| Exercise directions |
Across the listing below, how many lines hold "Bill"? Reply with the number by itself.
-- Start Material for this task --
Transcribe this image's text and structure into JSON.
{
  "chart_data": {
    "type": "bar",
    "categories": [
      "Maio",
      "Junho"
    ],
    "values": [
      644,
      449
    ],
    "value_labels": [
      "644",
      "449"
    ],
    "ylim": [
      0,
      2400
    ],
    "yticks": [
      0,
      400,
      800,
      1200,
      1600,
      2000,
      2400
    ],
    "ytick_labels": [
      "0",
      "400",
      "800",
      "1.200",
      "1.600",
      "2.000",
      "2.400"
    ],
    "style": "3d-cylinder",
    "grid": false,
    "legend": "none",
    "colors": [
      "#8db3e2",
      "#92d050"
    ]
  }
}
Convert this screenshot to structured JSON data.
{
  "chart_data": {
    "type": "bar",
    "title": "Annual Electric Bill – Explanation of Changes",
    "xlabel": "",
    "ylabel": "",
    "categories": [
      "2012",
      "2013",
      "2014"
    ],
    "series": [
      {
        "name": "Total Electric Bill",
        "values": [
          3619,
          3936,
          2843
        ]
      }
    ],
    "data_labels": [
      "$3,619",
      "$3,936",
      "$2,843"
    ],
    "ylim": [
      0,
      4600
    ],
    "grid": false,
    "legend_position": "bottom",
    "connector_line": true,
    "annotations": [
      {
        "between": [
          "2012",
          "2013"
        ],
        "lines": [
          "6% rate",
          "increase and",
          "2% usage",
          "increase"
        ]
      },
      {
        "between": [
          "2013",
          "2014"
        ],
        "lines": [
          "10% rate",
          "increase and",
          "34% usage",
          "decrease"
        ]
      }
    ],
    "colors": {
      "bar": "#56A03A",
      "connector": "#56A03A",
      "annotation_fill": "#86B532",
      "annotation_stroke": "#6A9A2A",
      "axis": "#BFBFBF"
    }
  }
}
-- End Material for this task --
| Correct output |
2